══ STORED RECORDS

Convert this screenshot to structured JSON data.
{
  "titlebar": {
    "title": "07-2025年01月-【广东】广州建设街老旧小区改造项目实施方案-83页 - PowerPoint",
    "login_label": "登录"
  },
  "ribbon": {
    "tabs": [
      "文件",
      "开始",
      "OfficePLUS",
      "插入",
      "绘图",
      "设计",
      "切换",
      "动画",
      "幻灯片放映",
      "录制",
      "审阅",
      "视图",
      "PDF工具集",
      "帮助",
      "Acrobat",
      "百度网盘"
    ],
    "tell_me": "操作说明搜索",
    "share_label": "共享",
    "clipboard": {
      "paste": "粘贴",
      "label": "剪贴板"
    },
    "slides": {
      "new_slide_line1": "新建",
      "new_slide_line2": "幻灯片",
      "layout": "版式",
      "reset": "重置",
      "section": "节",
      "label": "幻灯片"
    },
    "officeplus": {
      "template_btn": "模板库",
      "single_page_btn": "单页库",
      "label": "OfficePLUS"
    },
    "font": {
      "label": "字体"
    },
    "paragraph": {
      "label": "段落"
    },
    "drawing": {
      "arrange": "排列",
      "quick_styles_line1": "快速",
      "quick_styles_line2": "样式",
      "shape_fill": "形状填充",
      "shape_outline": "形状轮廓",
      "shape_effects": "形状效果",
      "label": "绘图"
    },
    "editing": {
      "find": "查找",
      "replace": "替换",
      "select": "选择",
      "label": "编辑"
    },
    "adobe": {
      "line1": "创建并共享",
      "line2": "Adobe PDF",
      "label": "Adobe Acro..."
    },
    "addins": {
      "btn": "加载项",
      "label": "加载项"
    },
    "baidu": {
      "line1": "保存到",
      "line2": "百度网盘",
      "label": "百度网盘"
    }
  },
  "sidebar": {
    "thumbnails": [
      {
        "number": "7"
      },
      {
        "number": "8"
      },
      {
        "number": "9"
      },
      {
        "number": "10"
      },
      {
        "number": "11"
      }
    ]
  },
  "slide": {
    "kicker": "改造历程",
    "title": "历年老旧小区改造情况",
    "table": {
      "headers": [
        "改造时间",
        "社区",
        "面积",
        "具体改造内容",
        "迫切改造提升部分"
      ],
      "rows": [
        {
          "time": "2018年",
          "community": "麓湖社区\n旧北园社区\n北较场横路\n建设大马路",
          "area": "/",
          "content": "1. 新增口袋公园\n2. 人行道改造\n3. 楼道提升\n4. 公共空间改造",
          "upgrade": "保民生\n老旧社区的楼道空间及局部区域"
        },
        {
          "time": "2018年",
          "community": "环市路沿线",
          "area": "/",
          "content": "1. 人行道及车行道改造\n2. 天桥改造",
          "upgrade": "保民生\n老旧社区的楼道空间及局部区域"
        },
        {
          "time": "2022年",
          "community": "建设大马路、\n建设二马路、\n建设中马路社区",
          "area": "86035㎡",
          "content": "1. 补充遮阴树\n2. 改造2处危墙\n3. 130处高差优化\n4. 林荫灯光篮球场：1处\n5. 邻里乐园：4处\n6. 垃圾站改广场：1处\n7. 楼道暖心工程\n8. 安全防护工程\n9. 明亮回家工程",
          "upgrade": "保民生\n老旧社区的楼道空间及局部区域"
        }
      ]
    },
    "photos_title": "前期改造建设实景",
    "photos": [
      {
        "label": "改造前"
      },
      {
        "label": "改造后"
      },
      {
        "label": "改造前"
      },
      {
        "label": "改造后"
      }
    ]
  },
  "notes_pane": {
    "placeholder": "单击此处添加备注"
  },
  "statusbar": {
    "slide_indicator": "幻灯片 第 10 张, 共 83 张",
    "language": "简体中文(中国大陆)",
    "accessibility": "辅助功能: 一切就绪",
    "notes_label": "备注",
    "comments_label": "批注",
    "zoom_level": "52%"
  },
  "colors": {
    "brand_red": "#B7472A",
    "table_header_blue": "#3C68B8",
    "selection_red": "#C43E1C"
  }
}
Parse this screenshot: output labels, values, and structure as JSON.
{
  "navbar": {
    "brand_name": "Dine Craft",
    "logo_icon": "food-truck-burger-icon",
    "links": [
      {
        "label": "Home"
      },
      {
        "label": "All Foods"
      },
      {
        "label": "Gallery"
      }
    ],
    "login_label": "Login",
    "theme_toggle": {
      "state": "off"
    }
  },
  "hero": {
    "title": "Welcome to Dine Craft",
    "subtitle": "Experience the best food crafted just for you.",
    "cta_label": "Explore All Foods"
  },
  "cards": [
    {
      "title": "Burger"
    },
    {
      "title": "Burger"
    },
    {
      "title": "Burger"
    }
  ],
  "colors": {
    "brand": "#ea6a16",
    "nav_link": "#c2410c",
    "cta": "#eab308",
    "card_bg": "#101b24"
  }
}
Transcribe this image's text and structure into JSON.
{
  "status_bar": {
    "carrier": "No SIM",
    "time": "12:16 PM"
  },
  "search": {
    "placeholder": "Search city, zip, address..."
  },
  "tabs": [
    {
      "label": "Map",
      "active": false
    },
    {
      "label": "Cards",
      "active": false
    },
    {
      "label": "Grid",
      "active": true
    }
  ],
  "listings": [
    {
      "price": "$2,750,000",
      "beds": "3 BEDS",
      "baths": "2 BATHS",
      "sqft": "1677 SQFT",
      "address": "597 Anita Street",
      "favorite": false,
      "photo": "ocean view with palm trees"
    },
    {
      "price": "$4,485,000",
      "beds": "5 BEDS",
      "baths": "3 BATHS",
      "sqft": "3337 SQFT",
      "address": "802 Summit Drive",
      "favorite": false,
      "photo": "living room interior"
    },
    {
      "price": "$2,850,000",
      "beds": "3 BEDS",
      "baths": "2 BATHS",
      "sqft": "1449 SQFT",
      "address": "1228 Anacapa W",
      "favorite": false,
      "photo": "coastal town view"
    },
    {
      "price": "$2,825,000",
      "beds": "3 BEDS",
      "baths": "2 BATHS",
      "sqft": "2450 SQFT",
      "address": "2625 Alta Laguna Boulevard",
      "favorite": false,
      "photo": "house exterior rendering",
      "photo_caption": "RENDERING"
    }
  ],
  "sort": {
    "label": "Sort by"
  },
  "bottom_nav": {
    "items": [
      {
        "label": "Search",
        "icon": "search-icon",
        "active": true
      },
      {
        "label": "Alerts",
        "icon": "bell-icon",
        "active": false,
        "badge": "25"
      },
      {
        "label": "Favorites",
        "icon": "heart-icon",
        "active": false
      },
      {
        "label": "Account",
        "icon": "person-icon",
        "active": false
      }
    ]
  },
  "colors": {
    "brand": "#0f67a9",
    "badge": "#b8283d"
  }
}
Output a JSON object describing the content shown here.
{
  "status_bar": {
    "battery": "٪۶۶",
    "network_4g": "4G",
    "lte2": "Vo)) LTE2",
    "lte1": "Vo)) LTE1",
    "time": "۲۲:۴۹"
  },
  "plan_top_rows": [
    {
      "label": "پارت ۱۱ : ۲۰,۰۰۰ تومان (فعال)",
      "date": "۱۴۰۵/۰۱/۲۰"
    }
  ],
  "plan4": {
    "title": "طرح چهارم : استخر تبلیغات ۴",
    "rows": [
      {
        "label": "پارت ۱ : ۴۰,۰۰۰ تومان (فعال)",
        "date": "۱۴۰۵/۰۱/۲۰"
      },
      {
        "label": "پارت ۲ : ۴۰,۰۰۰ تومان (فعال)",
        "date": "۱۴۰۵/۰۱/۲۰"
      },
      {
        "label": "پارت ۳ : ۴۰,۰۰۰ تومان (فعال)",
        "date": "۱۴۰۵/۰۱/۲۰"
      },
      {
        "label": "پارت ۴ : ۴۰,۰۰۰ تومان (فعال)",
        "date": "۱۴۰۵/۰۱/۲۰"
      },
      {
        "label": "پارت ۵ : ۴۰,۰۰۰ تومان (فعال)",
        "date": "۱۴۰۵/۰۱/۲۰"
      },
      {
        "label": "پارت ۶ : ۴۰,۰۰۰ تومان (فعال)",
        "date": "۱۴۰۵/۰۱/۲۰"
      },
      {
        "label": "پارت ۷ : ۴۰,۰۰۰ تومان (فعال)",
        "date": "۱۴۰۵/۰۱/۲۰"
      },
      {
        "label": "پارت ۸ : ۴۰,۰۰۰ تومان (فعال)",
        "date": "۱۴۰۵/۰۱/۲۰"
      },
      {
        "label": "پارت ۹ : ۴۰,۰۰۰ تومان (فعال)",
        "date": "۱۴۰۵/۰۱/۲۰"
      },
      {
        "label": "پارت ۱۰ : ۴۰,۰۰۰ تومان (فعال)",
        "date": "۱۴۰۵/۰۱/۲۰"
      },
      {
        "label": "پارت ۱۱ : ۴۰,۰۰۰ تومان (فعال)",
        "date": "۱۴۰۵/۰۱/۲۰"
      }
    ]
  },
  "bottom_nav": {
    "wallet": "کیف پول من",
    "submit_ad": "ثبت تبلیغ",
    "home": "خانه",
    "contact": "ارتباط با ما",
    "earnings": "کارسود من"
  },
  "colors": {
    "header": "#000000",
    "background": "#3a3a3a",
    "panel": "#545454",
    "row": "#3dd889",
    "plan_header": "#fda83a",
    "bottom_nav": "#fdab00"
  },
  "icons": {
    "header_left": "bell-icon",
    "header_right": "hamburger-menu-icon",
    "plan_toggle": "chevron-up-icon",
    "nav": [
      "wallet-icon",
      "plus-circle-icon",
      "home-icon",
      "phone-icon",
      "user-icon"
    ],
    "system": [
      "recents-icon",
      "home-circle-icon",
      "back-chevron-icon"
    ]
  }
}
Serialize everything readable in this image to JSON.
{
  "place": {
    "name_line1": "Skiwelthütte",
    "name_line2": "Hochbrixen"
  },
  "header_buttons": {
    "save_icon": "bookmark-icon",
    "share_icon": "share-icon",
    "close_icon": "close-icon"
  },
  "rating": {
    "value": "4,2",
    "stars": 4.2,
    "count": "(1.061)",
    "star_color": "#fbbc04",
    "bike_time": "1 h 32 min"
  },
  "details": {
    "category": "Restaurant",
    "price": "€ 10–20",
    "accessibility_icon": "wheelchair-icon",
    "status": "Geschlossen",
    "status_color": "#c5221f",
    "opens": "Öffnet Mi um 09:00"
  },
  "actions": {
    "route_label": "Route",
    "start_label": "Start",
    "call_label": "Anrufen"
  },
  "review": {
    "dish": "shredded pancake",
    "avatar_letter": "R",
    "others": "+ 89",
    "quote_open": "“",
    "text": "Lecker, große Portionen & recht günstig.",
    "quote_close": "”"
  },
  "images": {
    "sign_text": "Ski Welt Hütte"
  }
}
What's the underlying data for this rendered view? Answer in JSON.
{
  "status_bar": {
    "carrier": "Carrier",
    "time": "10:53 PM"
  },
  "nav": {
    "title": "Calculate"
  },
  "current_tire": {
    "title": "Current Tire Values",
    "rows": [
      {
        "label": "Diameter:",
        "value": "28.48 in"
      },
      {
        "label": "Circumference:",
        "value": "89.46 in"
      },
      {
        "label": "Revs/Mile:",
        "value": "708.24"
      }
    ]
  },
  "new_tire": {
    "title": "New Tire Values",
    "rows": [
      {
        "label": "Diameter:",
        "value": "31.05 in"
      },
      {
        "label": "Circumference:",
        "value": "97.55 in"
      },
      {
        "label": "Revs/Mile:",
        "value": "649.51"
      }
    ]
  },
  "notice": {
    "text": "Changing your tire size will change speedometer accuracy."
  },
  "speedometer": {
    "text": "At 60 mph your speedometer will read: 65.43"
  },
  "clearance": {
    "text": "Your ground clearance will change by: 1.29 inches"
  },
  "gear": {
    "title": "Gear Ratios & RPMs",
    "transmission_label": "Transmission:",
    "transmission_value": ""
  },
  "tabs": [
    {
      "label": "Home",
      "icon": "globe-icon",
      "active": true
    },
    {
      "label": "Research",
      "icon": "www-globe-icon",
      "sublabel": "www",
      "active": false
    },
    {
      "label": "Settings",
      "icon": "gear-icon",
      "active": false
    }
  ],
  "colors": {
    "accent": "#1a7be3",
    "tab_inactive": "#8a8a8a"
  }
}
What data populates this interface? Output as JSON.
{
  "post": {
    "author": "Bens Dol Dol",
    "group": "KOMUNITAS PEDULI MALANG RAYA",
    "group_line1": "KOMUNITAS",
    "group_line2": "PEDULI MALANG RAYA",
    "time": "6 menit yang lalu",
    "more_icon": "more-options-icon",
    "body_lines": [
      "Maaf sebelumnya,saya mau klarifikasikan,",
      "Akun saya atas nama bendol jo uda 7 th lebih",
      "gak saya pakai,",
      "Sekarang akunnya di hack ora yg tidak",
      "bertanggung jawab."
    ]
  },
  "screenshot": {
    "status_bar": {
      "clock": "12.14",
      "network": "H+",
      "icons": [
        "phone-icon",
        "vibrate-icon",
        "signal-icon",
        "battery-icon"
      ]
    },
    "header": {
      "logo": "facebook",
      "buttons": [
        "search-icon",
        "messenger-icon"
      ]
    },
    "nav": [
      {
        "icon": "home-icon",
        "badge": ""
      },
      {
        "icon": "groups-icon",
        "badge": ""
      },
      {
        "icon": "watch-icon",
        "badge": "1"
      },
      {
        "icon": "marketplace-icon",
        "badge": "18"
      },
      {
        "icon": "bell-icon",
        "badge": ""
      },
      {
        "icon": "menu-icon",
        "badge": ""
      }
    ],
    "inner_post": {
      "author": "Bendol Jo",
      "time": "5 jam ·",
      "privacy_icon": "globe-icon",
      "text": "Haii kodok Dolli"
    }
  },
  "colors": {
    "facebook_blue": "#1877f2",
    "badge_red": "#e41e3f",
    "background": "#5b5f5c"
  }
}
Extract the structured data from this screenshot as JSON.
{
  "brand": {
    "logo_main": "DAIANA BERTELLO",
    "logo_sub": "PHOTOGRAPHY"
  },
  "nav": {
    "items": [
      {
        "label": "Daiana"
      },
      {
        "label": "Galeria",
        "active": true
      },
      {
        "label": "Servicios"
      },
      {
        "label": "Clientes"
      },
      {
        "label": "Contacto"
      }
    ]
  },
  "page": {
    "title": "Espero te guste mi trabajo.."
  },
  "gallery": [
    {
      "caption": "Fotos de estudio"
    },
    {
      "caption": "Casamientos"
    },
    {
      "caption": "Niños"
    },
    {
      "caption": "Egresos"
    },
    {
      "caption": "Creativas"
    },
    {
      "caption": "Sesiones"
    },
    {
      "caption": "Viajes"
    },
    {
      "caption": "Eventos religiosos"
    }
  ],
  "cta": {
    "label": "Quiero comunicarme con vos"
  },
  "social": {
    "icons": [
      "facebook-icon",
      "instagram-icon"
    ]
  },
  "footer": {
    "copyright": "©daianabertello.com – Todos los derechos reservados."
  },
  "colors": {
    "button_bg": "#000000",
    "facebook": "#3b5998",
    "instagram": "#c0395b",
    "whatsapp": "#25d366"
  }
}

════

WORK REQUIRED:
Return from the data every line that holds "background".

OUTPUT OF THE TASK:
    "background": "#3a3a3a",
    "background": "#5b5f5c"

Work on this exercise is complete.